=== A run of records ===
★ ★ ★ ★ ★

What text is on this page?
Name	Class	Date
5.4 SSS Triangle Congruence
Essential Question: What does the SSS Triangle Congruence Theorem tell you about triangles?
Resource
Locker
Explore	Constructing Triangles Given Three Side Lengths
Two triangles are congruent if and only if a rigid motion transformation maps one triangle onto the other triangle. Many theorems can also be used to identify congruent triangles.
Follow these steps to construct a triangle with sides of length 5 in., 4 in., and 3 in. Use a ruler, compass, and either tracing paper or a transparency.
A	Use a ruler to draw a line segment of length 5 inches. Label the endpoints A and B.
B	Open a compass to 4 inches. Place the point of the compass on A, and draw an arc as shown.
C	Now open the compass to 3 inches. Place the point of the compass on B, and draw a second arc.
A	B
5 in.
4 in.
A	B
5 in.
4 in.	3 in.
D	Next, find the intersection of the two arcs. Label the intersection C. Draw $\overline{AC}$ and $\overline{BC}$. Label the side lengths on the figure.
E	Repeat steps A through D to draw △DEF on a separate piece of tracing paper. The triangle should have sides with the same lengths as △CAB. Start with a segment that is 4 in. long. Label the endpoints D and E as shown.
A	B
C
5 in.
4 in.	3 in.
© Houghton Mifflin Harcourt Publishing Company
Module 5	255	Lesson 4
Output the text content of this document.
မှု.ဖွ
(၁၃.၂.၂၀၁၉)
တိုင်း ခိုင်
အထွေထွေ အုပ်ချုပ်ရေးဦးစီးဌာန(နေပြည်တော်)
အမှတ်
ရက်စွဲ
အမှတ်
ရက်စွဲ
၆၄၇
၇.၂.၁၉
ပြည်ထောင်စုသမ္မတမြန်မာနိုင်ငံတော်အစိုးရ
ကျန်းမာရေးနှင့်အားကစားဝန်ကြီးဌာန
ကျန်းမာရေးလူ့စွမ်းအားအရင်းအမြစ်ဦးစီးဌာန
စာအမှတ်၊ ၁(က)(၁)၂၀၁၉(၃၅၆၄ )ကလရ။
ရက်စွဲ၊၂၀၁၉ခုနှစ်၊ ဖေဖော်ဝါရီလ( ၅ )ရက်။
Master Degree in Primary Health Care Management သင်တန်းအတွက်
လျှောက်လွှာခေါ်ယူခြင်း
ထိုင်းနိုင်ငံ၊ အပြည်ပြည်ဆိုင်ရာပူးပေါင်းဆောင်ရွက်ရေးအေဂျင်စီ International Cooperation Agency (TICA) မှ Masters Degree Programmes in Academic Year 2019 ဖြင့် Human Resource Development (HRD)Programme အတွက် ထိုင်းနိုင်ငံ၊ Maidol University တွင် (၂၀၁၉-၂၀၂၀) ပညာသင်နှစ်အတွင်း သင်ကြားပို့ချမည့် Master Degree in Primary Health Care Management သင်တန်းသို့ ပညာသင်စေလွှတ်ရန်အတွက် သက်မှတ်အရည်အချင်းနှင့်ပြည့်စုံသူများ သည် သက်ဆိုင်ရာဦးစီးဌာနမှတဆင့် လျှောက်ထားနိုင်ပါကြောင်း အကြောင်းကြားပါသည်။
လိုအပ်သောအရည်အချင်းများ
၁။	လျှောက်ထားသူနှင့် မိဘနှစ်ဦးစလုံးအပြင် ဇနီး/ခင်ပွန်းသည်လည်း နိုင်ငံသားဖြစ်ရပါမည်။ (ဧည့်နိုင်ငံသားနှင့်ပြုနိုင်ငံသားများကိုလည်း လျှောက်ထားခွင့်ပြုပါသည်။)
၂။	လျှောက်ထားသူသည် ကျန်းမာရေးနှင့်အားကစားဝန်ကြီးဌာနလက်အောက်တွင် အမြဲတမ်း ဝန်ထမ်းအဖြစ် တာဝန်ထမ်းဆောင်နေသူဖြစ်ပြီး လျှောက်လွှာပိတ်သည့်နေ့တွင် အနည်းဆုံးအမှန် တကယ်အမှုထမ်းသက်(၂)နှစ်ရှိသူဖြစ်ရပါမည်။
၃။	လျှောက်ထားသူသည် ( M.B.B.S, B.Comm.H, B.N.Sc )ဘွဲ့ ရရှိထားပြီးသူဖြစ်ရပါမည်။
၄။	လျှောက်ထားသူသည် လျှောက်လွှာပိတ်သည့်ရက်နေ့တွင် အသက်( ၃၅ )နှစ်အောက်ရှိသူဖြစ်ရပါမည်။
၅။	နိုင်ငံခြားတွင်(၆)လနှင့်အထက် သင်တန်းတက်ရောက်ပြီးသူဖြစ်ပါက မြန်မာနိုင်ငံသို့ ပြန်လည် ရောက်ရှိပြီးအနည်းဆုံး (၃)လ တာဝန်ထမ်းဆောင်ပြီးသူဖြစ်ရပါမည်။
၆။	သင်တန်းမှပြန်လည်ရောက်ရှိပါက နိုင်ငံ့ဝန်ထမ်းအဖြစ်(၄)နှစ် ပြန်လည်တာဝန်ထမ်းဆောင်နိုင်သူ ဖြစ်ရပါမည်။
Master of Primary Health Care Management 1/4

★ ★ ★ ★ ★

=== Task prompt ===
Pick out the lines above that hold the string "Place" and show them.

=== In response ===
B	Open a compass to 4 inches. Place the point of the compass on A, and draw an arc as shown.
C	Now open the compass to 3 inches. Place the point of the compass on B, and draw a second arc.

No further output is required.